[Extracted data entries]
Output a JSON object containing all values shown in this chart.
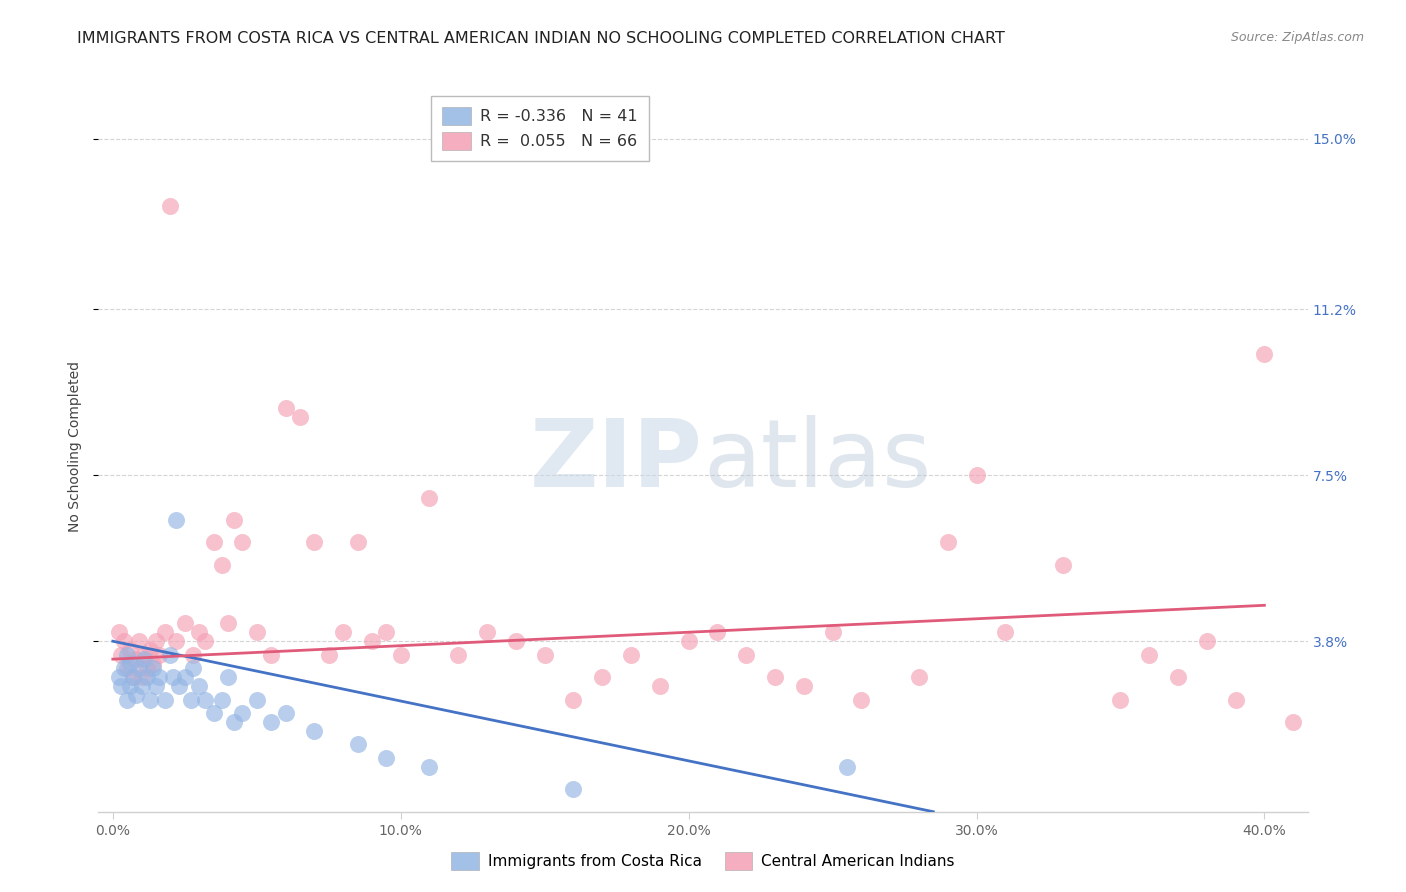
{
  "title": "IMMIGRANTS FROM COSTA RICA VS CENTRAL AMERICAN INDIAN NO SCHOOLING COMPLETED CORRELATION CHART",
  "source": "Source: ZipAtlas.com",
  "xlabel_ticks": [
    "0.0%",
    "10.0%",
    "20.0%",
    "30.0%",
    "40.0%"
  ],
  "xlabel_vals": [
    0.0,
    0.1,
    0.2,
    0.3,
    0.4
  ],
  "ylabel": "No Schooling Completed",
  "ylabel_ticks": [
    "3.8%",
    "7.5%",
    "11.2%",
    "15.0%"
  ],
  "ylabel_vals": [
    0.038,
    0.075,
    0.112,
    0.15
  ],
  "xlim": [
    -0.005,
    0.415
  ],
  "ylim": [
    0.0,
    0.163
  ],
  "legend_blue_r": "-0.336",
  "legend_blue_n": "41",
  "legend_pink_r": "0.055",
  "legend_pink_n": "66",
  "legend_blue_label": "Immigrants from Costa Rica",
  "legend_pink_label": "Central American Indians",
  "blue_line_x": [
    0.0,
    0.285
  ],
  "blue_line_y": [
    0.038,
    0.0
  ],
  "pink_line_x": [
    0.0,
    0.4
  ],
  "pink_line_y": [
    0.034,
    0.046
  ],
  "blue_color": "#93b5e3",
  "pink_color": "#f4a0b5",
  "blue_line_color": "#4472c4",
  "pink_line_color": "#e05a7a",
  "grid_color": "#d0d0d0",
  "background_color": "#ffffff",
  "watermark_zip": "ZIP",
  "watermark_atlas": "atlas",
  "title_fontsize": 11.5,
  "label_fontsize": 10,
  "tick_fontsize": 10,
  "right_tick_color": "#4472c4",
  "blue_scatter_x": [
    0.002,
    0.003,
    0.004,
    0.005,
    0.005,
    0.006,
    0.006,
    0.007,
    0.008,
    0.009,
    0.01,
    0.011,
    0.012,
    0.013,
    0.014,
    0.015,
    0.016,
    0.018,
    0.02,
    0.021,
    0.022,
    0.023,
    0.025,
    0.027,
    0.028,
    0.03,
    0.032,
    0.035,
    0.038,
    0.04,
    0.042,
    0.045,
    0.05,
    0.055,
    0.06,
    0.07,
    0.085,
    0.095,
    0.11,
    0.16,
    0.255
  ],
  "blue_scatter_y": [
    0.03,
    0.028,
    0.032,
    0.025,
    0.035,
    0.028,
    0.033,
    0.03,
    0.026,
    0.032,
    0.028,
    0.034,
    0.03,
    0.025,
    0.032,
    0.028,
    0.03,
    0.025,
    0.035,
    0.03,
    0.065,
    0.028,
    0.03,
    0.025,
    0.032,
    0.028,
    0.025,
    0.022,
    0.025,
    0.03,
    0.02,
    0.022,
    0.025,
    0.02,
    0.022,
    0.018,
    0.015,
    0.012,
    0.01,
    0.005,
    0.01
  ],
  "pink_scatter_x": [
    0.002,
    0.003,
    0.004,
    0.005,
    0.006,
    0.007,
    0.008,
    0.009,
    0.01,
    0.011,
    0.012,
    0.013,
    0.014,
    0.015,
    0.016,
    0.018,
    0.02,
    0.022,
    0.025,
    0.028,
    0.03,
    0.032,
    0.035,
    0.038,
    0.04,
    0.042,
    0.045,
    0.05,
    0.055,
    0.06,
    0.065,
    0.07,
    0.075,
    0.08,
    0.085,
    0.09,
    0.095,
    0.1,
    0.11,
    0.12,
    0.13,
    0.14,
    0.15,
    0.16,
    0.17,
    0.18,
    0.19,
    0.2,
    0.21,
    0.22,
    0.23,
    0.24,
    0.25,
    0.26,
    0.28,
    0.29,
    0.3,
    0.31,
    0.33,
    0.35,
    0.36,
    0.37,
    0.38,
    0.39,
    0.4,
    0.41
  ],
  "pink_scatter_y": [
    0.04,
    0.035,
    0.038,
    0.032,
    0.036,
    0.03,
    0.034,
    0.038,
    0.03,
    0.035,
    0.032,
    0.036,
    0.033,
    0.038,
    0.035,
    0.04,
    0.135,
    0.038,
    0.042,
    0.035,
    0.04,
    0.038,
    0.06,
    0.055,
    0.042,
    0.065,
    0.06,
    0.04,
    0.035,
    0.09,
    0.088,
    0.06,
    0.035,
    0.04,
    0.06,
    0.038,
    0.04,
    0.035,
    0.07,
    0.035,
    0.04,
    0.038,
    0.035,
    0.025,
    0.03,
    0.035,
    0.028,
    0.038,
    0.04,
    0.035,
    0.03,
    0.028,
    0.04,
    0.025,
    0.03,
    0.06,
    0.075,
    0.04,
    0.055,
    0.025,
    0.035,
    0.03,
    0.038,
    0.025,
    0.102,
    0.02
  ]
}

GIVEN PROBLEM: Set down all the data again exactly as above, pictures excluded.

EXERCISE RESULT:
Output a JSON object containing all values shown in this chart.
{
  "title": "IMMIGRANTS FROM COSTA RICA VS CENTRAL AMERICAN INDIAN NO SCHOOLING COMPLETED CORRELATION CHART",
  "source": "Source: ZipAtlas.com",
  "xlabel_ticks": [
    "0.0%",
    "10.0%",
    "20.0%",
    "30.0%",
    "40.0%"
  ],
  "xlabel_vals": [
    0.0,
    0.1,
    0.2,
    0.3,
    0.4
  ],
  "ylabel": "No Schooling Completed",
  "ylabel_ticks": [
    "3.8%",
    "7.5%",
    "11.2%",
    "15.0%"
  ],
  "ylabel_vals": [
    0.038,
    0.075,
    0.112,
    0.15
  ],
  "xlim": [
    -0.005,
    0.415
  ],
  "ylim": [
    0.0,
    0.163
  ],
  "legend_blue_r": "-0.336",
  "legend_blue_n": "41",
  "legend_pink_r": "0.055",
  "legend_pink_n": "66",
  "legend_blue_label": "Immigrants from Costa Rica",
  "legend_pink_label": "Central American Indians",
  "blue_line_x": [
    0.0,
    0.285
  ],
  "blue_line_y": [
    0.038,
    0.0
  ],
  "pink_line_x": [
    0.0,
    0.4
  ],
  "pink_line_y": [
    0.034,
    0.046
  ],
  "blue_color": "#93b5e3",
  "pink_color": "#f4a0b5",
  "blue_line_color": "#4472c4",
  "pink_line_color": "#e05a7a",
  "grid_color": "#d0d0d0",
  "background_color": "#ffffff",
  "watermark_zip": "ZIP",
  "watermark_atlas": "atlas",
  "title_fontsize": 11.5,
  "label_fontsize": 10,
  "tick_fontsize": 10,
  "right_tick_color": "#4472c4",
  "blue_scatter_x": [
    0.002,
    0.003,
    0.004,
    0.005,
    0.005,
    0.006,
    0.006,
    0.007,
    0.008,
    0.009,
    0.01,
    0.011,
    0.012,
    0.013,
    0.014,
    0.015,
    0.016,
    0.018,
    0.02,
    0.021,
    0.022,
    0.023,
    0.025,
    0.027,
    0.028,
    0.03,
    0.032,
    0.035,
    0.038,
    0.04,
    0.042,
    0.045,
    0.05,
    0.055,
    0.06,
    0.07,
    0.085,
    0.095,
    0.11,
    0.16,
    0.255
  ],
  "blue_scatter_y": [
    0.03,
    0.028,
    0.032,
    0.025,
    0.035,
    0.028,
    0.033,
    0.03,
    0.026,
    0.032,
    0.028,
    0.034,
    0.03,
    0.025,
    0.032,
    0.028,
    0.03,
    0.025,
    0.035,
    0.03,
    0.065,
    0.028,
    0.03,
    0.025,
    0.032,
    0.028,
    0.025,
    0.022,
    0.025,
    0.03,
    0.02,
    0.022,
    0.025,
    0.02,
    0.022,
    0.018,
    0.015,
    0.012,
    0.01,
    0.005,
    0.01
  ],
  "pink_scatter_x": [
    0.002,
    0.003,
    0.004,
    0.005,
    0.006,
    0.007,
    0.008,
    0.009,
    0.01,
    0.011,
    0.012,
    0.013,
    0.014,
    0.015,
    0.016,
    0.018,
    0.02,
    0.022,
    0.025,
    0.028,
    0.03,
    0.032,
    0.035,
    0.038,
    0.04,
    0.042,
    0.045,
    0.05,
    0.055,
    0.06,
    0.065,
    0.07,
    0.075,
    0.08,
    0.085,
    0.09,
    0.095,
    0.1,
    0.11,
    0.12,
    0.13,
    0.14,
    0.15,
    0.16,
    0.17,
    0.18,
    0.19,
    0.2,
    0.21,
    0.22,
    0.23,
    0.24,
    0.25,
    0.26,
    0.28,
    0.29,
    0.3,
    0.31,
    0.33,
    0.35,
    0.36,
    0.37,
    0.38,
    0.39,
    0.4,
    0.41
  ],
  "pink_scatter_y": [
    0.04,
    0.035,
    0.038,
    0.032,
    0.036,
    0.03,
    0.034,
    0.038,
    0.03,
    0.035,
    0.032,
    0.036,
    0.033,
    0.038,
    0.035,
    0.04,
    0.135,
    0.038,
    0.042,
    0.035,
    0.04,
    0.038,
    0.06,
    0.055,
    0.042,
    0.065,
    0.06,
    0.04,
    0.035,
    0.09,
    0.088,
    0.06,
    0.035,
    0.04,
    0.06,
    0.038,
    0.04,
    0.035,
    0.07,
    0.035,
    0.04,
    0.038,
    0.035,
    0.025,
    0.03,
    0.035,
    0.028,
    0.038,
    0.04,
    0.035,
    0.03,
    0.028,
    0.04,
    0.025,
    0.03,
    0.06,
    0.075,
    0.04,
    0.055,
    0.025,
    0.035,
    0.03,
    0.038,
    0.025,
    0.102,
    0.02
  ]
}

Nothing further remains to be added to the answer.